--- Begin DATASET ---

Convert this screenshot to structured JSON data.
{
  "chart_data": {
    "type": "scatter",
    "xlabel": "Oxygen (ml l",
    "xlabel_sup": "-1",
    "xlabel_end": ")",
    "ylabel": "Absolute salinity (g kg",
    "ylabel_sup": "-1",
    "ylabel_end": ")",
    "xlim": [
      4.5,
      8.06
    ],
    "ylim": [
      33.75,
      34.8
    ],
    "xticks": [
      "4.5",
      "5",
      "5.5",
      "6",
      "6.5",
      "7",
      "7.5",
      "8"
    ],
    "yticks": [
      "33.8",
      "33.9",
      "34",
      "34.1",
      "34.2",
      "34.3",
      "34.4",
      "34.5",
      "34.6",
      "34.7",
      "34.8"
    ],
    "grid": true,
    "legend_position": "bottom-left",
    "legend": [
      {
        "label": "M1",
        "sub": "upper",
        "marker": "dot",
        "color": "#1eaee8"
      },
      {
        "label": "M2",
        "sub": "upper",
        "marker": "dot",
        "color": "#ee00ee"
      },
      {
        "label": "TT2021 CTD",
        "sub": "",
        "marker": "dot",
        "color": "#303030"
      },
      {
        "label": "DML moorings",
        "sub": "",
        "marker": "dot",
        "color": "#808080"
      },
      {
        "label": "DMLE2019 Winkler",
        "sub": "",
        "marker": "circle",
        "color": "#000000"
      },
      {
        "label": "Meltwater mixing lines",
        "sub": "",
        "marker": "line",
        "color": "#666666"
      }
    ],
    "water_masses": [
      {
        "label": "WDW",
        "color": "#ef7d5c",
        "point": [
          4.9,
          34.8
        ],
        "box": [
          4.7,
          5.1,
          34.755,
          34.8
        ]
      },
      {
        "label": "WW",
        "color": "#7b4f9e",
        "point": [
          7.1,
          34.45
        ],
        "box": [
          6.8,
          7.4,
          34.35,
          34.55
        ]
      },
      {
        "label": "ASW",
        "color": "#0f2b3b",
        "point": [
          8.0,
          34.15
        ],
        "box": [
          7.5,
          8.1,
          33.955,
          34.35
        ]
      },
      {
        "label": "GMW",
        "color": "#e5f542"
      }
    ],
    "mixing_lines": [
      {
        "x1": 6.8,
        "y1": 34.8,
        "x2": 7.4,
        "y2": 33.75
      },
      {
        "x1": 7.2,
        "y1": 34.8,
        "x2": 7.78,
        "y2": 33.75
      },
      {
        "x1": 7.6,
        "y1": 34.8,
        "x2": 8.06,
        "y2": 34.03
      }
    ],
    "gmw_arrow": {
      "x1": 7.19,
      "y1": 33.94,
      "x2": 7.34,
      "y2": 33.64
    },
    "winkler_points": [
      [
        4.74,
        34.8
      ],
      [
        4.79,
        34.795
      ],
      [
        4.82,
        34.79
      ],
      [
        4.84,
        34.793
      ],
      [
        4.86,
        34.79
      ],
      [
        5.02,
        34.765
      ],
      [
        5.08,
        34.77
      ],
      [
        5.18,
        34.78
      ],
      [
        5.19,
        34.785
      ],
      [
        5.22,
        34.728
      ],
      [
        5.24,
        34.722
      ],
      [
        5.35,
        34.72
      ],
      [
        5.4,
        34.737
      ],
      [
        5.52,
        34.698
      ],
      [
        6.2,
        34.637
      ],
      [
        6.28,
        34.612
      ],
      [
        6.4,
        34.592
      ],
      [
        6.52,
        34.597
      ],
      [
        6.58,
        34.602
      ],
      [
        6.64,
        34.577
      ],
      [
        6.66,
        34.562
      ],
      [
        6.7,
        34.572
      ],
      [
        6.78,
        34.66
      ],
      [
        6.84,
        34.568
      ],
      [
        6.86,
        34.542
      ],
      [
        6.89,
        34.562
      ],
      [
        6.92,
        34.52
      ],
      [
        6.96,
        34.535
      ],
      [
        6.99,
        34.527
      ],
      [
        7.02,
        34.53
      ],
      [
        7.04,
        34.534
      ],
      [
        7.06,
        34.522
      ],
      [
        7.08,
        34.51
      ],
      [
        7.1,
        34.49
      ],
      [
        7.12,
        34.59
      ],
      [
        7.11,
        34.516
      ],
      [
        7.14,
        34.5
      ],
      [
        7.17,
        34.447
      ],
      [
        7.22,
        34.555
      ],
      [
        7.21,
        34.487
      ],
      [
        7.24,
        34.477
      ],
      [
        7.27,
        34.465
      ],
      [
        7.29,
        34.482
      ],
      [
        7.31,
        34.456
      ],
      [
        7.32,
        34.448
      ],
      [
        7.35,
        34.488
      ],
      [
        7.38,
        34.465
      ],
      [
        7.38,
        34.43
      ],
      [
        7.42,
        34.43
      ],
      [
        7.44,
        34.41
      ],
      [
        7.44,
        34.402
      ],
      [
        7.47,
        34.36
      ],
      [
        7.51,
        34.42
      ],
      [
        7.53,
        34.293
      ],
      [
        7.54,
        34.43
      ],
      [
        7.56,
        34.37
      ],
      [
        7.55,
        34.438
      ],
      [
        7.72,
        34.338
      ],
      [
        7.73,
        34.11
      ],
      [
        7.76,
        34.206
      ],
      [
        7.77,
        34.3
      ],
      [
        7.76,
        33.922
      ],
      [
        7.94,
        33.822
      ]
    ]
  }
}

--- End DATASET ---

__PROBLEM REQUIREMENTS__. Show all lines in the entries above where the word "color" appears.

__ANSWER TO THIS TASK__.
        "color": "#1eaee8"
        "color": "#ee00ee"
        "color": "#303030"
        "color": "#808080"
        "color": "#000000"
        "color": "#666666"
        "color": "#ef7d5c",
        "color": "#7b4f9e",
        "color": "#0f2b3b",
        "color": "#e5f542"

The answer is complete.